Lines of data →

——

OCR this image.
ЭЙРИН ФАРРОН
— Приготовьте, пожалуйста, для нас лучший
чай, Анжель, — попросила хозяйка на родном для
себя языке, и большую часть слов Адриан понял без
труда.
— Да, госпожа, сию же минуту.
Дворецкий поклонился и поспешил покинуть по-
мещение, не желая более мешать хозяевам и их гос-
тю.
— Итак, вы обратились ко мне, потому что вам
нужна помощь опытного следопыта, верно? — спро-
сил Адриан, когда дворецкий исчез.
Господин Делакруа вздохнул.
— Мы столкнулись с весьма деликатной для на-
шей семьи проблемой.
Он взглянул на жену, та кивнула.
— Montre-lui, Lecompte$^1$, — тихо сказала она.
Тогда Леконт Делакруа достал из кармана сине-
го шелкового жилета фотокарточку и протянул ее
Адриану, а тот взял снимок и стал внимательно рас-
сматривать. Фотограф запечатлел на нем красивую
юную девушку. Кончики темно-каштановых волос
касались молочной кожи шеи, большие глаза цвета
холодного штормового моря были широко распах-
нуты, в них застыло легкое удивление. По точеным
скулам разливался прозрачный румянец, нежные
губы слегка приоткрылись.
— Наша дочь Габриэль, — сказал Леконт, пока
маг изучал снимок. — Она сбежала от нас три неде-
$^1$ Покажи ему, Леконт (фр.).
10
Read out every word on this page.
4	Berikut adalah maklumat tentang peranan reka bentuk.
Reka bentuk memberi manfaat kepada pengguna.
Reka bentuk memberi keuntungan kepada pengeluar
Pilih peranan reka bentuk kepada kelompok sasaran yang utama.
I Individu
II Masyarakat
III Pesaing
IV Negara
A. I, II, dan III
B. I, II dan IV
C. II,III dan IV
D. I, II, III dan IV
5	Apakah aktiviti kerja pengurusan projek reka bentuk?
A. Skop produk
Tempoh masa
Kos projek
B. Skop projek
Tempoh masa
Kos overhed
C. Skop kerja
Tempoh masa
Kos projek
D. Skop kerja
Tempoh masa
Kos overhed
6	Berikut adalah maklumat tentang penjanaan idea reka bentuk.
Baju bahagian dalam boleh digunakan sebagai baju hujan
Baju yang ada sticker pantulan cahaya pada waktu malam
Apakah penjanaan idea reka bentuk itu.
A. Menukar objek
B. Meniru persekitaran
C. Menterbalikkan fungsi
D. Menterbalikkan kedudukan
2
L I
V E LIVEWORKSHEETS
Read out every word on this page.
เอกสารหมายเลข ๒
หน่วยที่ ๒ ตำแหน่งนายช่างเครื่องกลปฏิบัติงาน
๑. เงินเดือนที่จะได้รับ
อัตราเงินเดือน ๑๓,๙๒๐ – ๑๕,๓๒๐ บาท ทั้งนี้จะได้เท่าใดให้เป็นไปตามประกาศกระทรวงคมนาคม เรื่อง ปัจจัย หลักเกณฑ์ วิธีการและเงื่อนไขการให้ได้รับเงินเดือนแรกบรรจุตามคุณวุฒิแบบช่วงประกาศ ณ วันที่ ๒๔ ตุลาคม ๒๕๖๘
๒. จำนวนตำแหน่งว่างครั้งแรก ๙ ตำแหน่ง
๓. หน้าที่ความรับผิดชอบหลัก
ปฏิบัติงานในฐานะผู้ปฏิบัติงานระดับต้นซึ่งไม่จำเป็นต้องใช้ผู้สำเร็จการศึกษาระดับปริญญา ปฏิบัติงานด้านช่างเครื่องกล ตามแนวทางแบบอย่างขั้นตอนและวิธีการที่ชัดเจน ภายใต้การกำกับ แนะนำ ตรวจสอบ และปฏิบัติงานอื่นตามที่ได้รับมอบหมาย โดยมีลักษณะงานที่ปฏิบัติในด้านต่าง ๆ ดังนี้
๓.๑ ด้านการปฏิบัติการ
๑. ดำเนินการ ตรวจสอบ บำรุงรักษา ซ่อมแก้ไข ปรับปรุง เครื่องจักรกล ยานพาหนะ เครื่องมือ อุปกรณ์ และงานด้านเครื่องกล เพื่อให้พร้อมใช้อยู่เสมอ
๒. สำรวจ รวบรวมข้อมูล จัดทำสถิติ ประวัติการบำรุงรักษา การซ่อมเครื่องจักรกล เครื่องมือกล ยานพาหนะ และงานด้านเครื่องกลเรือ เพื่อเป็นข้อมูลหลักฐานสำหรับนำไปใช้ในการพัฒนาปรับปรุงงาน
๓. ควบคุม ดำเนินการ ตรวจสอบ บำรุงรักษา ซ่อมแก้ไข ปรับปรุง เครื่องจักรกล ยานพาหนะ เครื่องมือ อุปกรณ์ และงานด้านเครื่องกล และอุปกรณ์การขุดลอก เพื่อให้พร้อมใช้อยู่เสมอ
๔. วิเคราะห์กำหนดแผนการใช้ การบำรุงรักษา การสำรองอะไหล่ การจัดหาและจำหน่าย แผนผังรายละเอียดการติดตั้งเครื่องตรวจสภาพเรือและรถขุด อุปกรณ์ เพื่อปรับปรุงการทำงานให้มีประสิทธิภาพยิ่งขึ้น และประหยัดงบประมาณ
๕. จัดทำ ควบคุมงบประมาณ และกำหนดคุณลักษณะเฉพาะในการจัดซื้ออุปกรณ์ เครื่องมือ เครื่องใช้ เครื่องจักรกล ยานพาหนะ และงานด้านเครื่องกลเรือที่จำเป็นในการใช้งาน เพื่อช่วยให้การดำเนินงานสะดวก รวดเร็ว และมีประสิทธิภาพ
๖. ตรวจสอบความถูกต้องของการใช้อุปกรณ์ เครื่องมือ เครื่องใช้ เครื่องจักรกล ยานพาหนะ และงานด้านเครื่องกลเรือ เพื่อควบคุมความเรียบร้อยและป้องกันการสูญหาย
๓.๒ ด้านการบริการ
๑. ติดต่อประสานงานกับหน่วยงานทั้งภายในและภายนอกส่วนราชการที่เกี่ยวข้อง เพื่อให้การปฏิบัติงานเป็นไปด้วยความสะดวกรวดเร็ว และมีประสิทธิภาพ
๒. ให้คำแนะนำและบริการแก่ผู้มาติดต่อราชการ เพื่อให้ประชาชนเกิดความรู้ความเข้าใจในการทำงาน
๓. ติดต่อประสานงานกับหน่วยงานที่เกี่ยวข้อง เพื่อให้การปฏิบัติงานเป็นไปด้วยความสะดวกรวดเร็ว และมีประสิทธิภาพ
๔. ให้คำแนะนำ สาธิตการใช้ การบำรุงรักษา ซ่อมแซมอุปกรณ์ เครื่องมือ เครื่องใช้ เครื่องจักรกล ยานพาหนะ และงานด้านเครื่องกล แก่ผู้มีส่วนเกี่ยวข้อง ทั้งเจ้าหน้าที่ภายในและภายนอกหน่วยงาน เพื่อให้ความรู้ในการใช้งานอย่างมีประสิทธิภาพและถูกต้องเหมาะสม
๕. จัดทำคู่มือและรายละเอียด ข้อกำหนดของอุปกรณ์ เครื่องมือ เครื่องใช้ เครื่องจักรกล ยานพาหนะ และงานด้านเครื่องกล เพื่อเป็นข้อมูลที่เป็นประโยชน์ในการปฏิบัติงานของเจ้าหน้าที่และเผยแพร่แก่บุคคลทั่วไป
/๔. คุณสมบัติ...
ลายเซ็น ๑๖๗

——

Task directions → Your task is to transcribe the listing above in full, exactly as given.

Output for this exercise →
OCR this image.
ЭЙРИН ФАРРОН
— Приготовьте, пожалуйста, для нас лучший
чай, Анжель, — попросила хозяйка на родном для
себя языке, и большую часть слов Адриан понял без
труда.
— Да, госпожа, сию же минуту.
Дворецкий поклонился и поспешил покинуть по-
мещение, не желая более мешать хозяевам и их гос-
тю.
— Итак, вы обратились ко мне, потому что вам
нужна помощь опытного следопыта, верно? — спро-
сил Адриан, когда дворецкий исчез.
Господин Делакруа вздохнул.
— Мы столкнулись с весьма деликатной для на-
шей семьи проблемой.
Он взглянул на жену, та кивнула.
— Montre-lui, Lecompte$^1$, — тихо сказала она.
Тогда Леконт Делакруа достал из кармана сине-
го шелкового жилета фотокарточку и протянул ее
Адриану, а тот взял снимок и стал внимательно рас-
сматривать. Фотограф запечатлел на нем красивую
юную девушку. Кончики темно-каштановых волос
касались молочной кожи шеи, большие глаза цвета
холодного штормового моря были широко распах-
нуты, в них застыло легкое удивление. По точеным
скулам разливался прозрачный румянец, нежные
губы слегка приоткрылись.
— Наша дочь Габриэль, — сказал Леконт, пока
маг изучал снимок. — Она сбежала от нас три неде-
$^1$ Покажи ему, Леконт (фр.).
10
Read out every word on this page.
4	Berikut adalah maklumat tentang peranan reka bentuk.
Reka bentuk memberi manfaat kepada pengguna.
Reka bentuk memberi keuntungan kepada pengeluar
Pilih peranan reka bentuk kepada kelompok sasaran yang utama.
I Individu
II Masyarakat
III Pesaing
IV Negara
A. I, II, dan III
B. I, II dan IV
C. II,III dan IV
D. I, II, III dan IV
5	Apakah aktiviti kerja pengurusan projek reka bentuk?
A. Skop produk
Tempoh masa
Kos projek
B. Skop projek
Tempoh masa
Kos overhed
C. Skop kerja
Tempoh masa
Kos projek
D. Skop kerja
Tempoh masa
Kos overhed
6	Berikut adalah maklumat tentang penjanaan idea reka bentuk.
Baju bahagian dalam boleh digunakan sebagai baju hujan
Baju yang ada sticker pantulan cahaya pada waktu malam
Apakah penjanaan idea reka bentuk itu.
A. Menukar objek
B. Meniru persekitaran
C. Menterbalikkan fungsi
D. Menterbalikkan kedudukan
2
L I
V E LIVEWORKSHEETS
Read out every word on this page.
เอกสารหมายเลข ๒
หน่วยที่ ๒ ตำแหน่งนายช่างเครื่องกลปฏิบัติงาน
๑. เงินเดือนที่จะได้รับ
อัตราเงินเดือน ๑๓,๙๒๐ – ๑๕,๓๒๐ บาท ทั้งนี้จะได้เท่าใดให้เป็นไปตามประกาศกระทรวงคมนาคม เรื่อง ปัจจัย หลักเกณฑ์ วิธีการและเงื่อนไขการให้ได้รับเงินเดือนแรกบรรจุตามคุณวุฒิแบบช่วงประกาศ ณ วันที่ ๒๔ ตุลาคม ๒๕๖๘
๒. จำนวนตำแหน่งว่างครั้งแรก ๙ ตำแหน่ง
๓. หน้าที่ความรับผิดชอบหลัก
ปฏิบัติงานในฐานะผู้ปฏิบัติงานระดับต้นซึ่งไม่จำเป็นต้องใช้ผู้สำเร็จการศึกษาระดับปริญญา ปฏิบัติงานด้านช่างเครื่องกล ตามแนวทางแบบอย่างขั้นตอนและวิธีการที่ชัดเจน ภายใต้การกำกับ แนะนำ ตรวจสอบ และปฏิบัติงานอื่นตามที่ได้รับมอบหมาย โดยมีลักษณะงานที่ปฏิบัติในด้านต่าง ๆ ดังนี้
๓.๑ ด้านการปฏิบัติการ
๑. ดำเนินการ ตรวจสอบ บำรุงรักษา ซ่อมแก้ไข ปรับปรุง เครื่องจักรกล ยานพาหนะ เครื่องมือ อุปกรณ์ และงานด้านเครื่องกล เพื่อให้พร้อมใช้อยู่เสมอ
๒. สำรวจ รวบรวมข้อมูล จัดทำสถิติ ประวัติการบำรุงรักษา การซ่อมเครื่องจักรกล เครื่องมือกล ยานพาหนะ และงานด้านเครื่องกลเรือ เพื่อเป็นข้อมูลหลักฐานสำหรับนำไปใช้ในการพัฒนาปรับปรุงงาน
๓. ควบคุม ดำเนินการ ตรวจสอบ บำรุงรักษา ซ่อมแก้ไข ปรับปรุง เครื่องจักรกล ยานพาหนะ เครื่องมือ อุปกรณ์ และงานด้านเครื่องกล และอุปกรณ์การขุดลอก เพื่อให้พร้อมใช้อยู่เสมอ
๔. วิเคราะห์กำหนดแผนการใช้ การบำรุงรักษา การสำรองอะไหล่ การจัดหาและจำหน่าย แผนผังรายละเอียดการติดตั้งเครื่องตรวจสภาพเรือและรถขุด อุปกรณ์ เพื่อปรับปรุงการทำงานให้มีประสิทธิภาพยิ่งขึ้น และประหยัดงบประมาณ
๕. จัดทำ ควบคุมงบประมาณ และกำหนดคุณลักษณะเฉพาะในการจัดซื้ออุปกรณ์ เครื่องมือ เครื่องใช้ เครื่องจักรกล ยานพาหนะ และงานด้านเครื่องกลเรือที่จำเป็นในการใช้งาน เพื่อช่วยให้การดำเนินงานสะดวก รวดเร็ว และมีประสิทธิภาพ
๖. ตรวจสอบความถูกต้องของการใช้อุปกรณ์ เครื่องมือ เครื่องใช้ เครื่องจักรกล ยานพาหนะ และงานด้านเครื่องกลเรือ เพื่อควบคุมความเรียบร้อยและป้องกันการสูญหาย
๓.๒ ด้านการบริการ
๑. ติดต่อประสานงานกับหน่วยงานทั้งภายในและภายนอกส่วนราชการที่เกี่ยวข้อง เพื่อให้การปฏิบัติงานเป็นไปด้วยความสะดวกรวดเร็ว และมีประสิทธิภาพ
๒. ให้คำแนะนำและบริการแก่ผู้มาติดต่อราชการ เพื่อให้ประชาชนเกิดความรู้ความเข้าใจในการทำงาน
๓. ติดต่อประสานงานกับหน่วยงานที่เกี่ยวข้อง เพื่อให้การปฏิบัติงานเป็นไปด้วยความสะดวกรวดเร็ว และมีประสิทธิภาพ
๔. ให้คำแนะนำ สาธิตการใช้ การบำรุงรักษา ซ่อมแซมอุปกรณ์ เครื่องมือ เครื่องใช้ เครื่องจักรกล ยานพาหนะ และงานด้านเครื่องกล แก่ผู้มีส่วนเกี่ยวข้อง ทั้งเจ้าหน้าที่ภายในและภายนอกหน่วยงาน เพื่อให้ความรู้ในการใช้งานอย่างมีประสิทธิภาพและถูกต้องเหมาะสม
๕. จัดทำคู่มือและรายละเอียด ข้อกำหนดของอุปกรณ์ เครื่องมือ เครื่องใช้ เครื่องจักรกล ยานพาหนะ และงานด้านเครื่องกล เพื่อเป็นข้อมูลที่เป็นประโยชน์ในการปฏิบัติงานของเจ้าหน้าที่และเผยแพร่แก่บุคคลทั่วไป
/๔. คุณสมบัติ...
ลายเซ็น ๑๖๗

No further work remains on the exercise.